● **Exercise objective**:
Work out how many lines in the listing below include the word "lingua"; answer with the number alone.

● **Exercise materials**:

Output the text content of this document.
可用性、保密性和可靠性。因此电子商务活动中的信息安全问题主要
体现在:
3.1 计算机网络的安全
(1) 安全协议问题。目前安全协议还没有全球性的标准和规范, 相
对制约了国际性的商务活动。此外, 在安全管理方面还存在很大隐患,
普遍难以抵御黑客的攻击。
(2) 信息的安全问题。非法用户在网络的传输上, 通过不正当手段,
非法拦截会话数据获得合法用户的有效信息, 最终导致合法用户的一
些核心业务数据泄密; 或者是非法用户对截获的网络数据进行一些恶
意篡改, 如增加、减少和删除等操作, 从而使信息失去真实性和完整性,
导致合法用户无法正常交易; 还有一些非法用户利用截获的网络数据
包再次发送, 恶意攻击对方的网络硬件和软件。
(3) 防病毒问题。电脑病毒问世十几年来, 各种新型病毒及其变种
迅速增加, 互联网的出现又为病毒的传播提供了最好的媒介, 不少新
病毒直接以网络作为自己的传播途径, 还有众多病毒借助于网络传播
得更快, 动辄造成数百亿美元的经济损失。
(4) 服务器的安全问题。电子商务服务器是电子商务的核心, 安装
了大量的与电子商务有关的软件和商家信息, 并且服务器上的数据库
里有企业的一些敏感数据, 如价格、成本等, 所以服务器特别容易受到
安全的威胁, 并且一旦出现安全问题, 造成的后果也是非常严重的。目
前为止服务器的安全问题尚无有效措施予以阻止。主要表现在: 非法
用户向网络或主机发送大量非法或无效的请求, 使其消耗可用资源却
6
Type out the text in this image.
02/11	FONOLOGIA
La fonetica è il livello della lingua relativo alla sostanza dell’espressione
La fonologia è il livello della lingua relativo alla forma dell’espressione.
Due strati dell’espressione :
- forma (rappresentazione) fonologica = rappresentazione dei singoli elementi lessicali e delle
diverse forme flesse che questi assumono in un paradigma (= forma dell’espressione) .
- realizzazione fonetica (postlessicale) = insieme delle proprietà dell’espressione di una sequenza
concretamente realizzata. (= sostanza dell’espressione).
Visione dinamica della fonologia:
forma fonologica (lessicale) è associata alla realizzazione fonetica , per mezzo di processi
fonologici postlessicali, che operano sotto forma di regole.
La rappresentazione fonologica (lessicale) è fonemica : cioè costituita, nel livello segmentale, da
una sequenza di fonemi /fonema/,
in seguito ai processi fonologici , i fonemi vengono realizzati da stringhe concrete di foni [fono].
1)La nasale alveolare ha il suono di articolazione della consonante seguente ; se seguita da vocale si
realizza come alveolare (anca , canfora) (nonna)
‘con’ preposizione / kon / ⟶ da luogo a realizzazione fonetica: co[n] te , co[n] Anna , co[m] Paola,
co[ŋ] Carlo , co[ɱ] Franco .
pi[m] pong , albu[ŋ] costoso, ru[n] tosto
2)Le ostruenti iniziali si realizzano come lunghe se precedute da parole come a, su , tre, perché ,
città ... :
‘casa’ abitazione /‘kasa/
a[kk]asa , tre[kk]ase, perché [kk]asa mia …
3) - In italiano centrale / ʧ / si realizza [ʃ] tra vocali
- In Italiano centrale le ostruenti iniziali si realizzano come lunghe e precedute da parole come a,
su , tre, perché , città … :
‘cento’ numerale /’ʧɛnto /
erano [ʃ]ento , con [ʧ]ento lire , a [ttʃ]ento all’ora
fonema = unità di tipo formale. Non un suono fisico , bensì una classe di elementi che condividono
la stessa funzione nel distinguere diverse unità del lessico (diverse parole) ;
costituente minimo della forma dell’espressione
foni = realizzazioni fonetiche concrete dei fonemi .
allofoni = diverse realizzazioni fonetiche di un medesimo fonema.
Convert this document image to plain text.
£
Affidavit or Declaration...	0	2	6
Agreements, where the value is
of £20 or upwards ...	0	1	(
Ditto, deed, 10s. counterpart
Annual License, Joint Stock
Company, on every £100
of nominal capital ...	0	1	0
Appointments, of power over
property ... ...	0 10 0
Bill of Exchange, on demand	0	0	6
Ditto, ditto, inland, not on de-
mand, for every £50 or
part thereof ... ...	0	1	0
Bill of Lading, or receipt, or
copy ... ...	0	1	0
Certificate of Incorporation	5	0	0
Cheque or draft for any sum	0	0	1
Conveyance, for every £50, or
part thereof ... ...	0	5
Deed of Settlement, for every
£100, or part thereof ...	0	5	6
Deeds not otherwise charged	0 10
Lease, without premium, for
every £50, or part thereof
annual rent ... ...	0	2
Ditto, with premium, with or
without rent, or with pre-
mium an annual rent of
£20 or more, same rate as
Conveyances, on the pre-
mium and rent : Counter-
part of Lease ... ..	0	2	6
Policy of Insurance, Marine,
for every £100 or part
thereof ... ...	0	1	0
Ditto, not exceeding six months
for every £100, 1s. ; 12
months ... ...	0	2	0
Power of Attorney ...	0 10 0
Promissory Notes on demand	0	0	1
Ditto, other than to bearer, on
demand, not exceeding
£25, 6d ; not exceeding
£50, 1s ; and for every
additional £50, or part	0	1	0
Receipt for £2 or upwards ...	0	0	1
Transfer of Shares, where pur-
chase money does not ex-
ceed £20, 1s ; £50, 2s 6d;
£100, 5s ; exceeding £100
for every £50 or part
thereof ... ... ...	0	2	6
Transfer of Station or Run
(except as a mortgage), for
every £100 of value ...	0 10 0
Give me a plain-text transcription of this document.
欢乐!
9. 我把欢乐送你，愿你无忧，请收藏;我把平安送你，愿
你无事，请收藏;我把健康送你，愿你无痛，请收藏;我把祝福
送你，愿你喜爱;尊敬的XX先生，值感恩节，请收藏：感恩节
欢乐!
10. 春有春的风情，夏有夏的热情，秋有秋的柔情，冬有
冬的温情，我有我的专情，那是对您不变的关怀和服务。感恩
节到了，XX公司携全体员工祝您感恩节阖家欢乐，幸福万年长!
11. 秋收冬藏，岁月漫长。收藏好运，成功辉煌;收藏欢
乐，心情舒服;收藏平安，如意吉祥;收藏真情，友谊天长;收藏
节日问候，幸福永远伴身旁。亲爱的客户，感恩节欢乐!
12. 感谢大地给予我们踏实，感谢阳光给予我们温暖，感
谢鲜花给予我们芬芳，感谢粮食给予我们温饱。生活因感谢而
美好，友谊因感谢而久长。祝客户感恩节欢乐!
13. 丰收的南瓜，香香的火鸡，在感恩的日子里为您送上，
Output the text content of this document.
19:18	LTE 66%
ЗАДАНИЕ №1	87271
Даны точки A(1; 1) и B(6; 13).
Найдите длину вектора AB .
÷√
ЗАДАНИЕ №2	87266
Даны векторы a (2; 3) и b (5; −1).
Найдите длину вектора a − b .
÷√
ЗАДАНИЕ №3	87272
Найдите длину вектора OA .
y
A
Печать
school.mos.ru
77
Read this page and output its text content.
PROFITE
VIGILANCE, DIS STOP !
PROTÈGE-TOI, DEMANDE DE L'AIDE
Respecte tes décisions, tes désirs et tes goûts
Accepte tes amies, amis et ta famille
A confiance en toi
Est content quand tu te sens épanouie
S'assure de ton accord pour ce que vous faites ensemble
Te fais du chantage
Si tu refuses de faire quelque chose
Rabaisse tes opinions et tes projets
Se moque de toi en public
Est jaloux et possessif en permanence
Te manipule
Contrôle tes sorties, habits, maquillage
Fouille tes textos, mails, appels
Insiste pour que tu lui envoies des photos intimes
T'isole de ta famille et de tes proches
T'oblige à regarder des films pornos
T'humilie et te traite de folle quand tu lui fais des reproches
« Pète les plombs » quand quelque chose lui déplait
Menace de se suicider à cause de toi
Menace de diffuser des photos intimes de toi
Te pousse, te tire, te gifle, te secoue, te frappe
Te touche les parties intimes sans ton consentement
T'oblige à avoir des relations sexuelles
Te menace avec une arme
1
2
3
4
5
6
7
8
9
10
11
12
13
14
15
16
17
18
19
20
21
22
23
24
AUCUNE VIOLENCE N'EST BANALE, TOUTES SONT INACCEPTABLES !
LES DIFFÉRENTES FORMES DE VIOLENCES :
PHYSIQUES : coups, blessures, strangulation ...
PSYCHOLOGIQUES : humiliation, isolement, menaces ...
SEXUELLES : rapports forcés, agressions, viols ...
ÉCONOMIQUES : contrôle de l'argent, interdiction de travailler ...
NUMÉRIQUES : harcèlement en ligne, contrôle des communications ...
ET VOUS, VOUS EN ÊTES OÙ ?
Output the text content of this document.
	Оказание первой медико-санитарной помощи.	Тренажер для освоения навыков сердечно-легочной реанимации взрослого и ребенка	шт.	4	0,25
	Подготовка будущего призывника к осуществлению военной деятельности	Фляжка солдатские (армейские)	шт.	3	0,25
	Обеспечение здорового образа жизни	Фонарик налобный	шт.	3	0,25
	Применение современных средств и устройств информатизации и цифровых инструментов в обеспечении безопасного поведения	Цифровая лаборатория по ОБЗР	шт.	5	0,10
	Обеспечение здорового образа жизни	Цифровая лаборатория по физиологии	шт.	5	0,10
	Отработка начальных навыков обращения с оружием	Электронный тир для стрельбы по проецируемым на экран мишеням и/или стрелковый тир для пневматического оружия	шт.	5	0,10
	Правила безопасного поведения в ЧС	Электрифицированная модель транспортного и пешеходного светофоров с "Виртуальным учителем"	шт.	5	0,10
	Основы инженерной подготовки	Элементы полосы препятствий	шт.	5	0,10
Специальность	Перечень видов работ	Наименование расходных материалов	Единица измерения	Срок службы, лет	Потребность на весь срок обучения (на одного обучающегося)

● **Answer below**:
2